- REQUIRED TASK -
From the entries that follow, list every line in which the string "materiałach" appears.

- SUPPLIED MATERIAL -

——

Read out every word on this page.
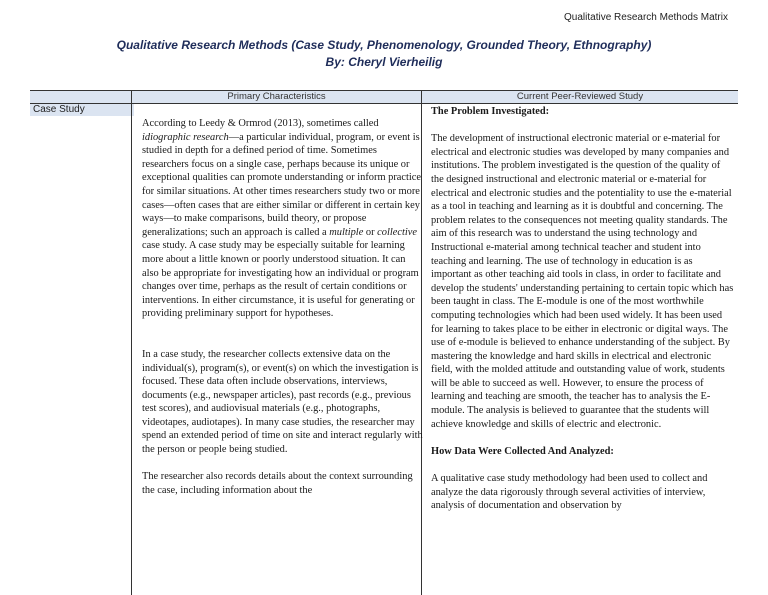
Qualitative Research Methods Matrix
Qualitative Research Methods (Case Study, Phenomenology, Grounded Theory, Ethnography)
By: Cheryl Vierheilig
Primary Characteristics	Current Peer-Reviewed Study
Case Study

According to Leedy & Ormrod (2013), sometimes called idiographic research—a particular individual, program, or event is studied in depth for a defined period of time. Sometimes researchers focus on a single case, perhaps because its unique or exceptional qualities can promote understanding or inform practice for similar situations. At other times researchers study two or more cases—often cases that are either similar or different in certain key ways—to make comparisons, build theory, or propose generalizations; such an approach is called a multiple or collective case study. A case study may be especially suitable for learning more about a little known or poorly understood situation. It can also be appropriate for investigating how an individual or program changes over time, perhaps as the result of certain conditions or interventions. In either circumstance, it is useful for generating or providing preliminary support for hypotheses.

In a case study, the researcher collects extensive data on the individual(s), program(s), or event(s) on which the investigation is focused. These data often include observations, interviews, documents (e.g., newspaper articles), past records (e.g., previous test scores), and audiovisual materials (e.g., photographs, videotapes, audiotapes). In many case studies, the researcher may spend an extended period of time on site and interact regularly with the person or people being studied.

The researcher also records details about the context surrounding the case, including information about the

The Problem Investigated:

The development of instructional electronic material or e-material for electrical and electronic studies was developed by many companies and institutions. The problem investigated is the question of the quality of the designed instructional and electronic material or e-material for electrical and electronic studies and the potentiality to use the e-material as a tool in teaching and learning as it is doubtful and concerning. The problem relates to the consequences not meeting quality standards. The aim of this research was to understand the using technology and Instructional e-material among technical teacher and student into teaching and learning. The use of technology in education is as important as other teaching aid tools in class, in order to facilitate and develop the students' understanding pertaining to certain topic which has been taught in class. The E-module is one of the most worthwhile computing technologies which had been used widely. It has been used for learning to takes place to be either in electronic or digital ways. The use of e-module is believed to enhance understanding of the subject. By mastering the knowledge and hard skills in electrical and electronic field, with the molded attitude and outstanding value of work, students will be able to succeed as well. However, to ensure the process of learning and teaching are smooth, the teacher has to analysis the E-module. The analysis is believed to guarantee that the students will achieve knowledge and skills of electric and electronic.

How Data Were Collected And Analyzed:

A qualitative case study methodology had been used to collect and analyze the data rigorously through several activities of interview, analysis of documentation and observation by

——

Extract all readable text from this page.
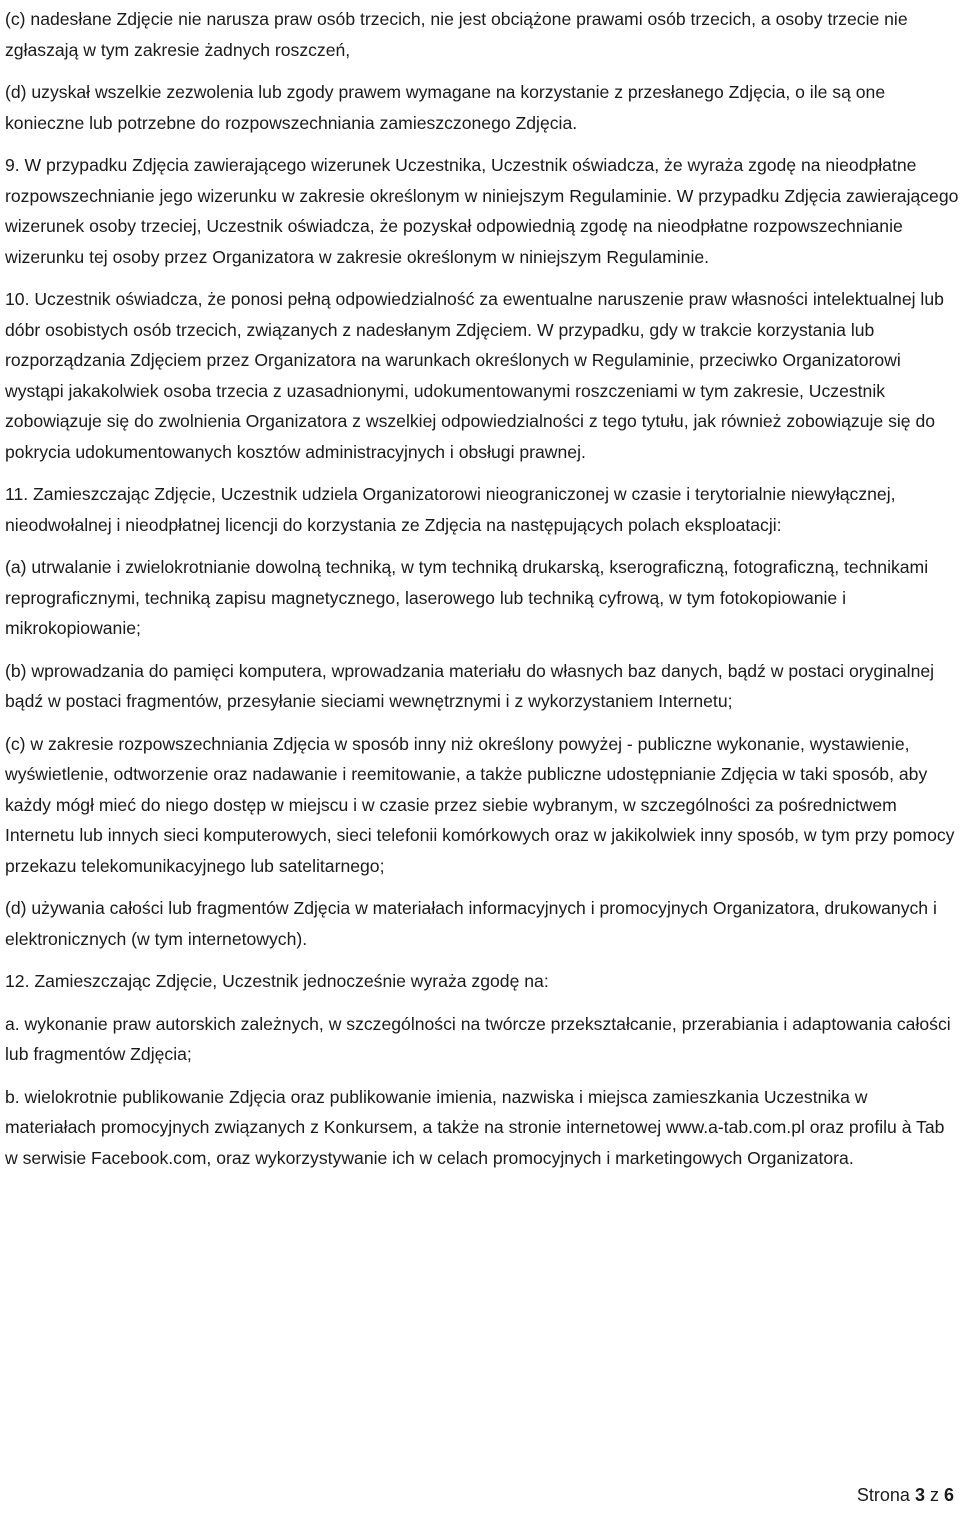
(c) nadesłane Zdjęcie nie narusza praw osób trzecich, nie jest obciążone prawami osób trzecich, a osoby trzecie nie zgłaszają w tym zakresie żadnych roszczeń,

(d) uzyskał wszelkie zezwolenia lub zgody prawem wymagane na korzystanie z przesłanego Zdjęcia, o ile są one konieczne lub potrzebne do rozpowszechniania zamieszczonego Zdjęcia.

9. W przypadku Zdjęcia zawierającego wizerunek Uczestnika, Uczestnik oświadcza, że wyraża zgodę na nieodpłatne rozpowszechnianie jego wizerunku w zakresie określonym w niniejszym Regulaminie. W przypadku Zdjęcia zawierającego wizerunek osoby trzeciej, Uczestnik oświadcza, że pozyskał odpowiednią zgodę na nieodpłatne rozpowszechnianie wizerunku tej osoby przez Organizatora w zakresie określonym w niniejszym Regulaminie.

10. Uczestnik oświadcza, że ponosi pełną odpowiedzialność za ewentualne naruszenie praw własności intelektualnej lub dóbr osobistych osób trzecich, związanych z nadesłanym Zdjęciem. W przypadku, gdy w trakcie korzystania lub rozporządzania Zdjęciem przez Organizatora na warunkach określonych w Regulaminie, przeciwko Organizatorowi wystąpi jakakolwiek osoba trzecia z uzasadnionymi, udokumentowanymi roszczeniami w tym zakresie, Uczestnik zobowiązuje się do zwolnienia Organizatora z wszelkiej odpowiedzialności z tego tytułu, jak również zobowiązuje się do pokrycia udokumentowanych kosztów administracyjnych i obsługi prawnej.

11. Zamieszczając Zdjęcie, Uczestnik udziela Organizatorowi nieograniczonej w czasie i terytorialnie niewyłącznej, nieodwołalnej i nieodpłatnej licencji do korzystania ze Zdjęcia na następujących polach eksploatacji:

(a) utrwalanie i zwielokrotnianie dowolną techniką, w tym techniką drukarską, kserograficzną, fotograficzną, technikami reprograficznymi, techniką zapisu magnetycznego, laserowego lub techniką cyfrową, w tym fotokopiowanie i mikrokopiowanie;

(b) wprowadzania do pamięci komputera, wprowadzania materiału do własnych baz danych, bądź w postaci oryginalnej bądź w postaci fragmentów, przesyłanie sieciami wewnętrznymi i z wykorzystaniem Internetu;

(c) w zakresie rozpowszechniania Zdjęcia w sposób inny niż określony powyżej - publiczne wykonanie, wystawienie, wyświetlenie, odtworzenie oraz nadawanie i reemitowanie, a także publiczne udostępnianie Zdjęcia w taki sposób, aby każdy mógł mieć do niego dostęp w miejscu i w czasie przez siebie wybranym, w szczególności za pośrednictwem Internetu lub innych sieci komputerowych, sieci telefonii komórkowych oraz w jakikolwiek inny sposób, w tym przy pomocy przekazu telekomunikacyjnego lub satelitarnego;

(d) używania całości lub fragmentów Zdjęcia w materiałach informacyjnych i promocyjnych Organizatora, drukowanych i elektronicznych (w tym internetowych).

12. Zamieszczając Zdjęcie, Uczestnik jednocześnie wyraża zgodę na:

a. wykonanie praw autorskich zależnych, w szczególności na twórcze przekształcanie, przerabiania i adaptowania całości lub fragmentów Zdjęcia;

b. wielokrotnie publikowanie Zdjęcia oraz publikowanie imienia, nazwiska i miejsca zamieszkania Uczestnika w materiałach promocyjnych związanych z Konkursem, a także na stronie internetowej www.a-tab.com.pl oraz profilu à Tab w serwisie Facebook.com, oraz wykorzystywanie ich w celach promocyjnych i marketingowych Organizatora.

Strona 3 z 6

——

- SOLUTION TO THIS PROBLEM -
(d) używania całości lub fragmentów Zdjęcia w materiałach informacyjnych i promocyjnych Organizatora, drukowanych i elektronicznych (w tym internetowych).
b. wielokrotnie publikowanie Zdjęcia oraz publikowanie imienia, nazwiska i miejsca zamieszkania Uczestnika w materiałach promocyjnych związanych z Konkursem, a także na stronie internetowej www.a-tab.com.pl oraz profilu à Tab w serwisie Facebook.com, oraz wykorzystywanie ich w celach promocyjnych i marketingowych Organizatora.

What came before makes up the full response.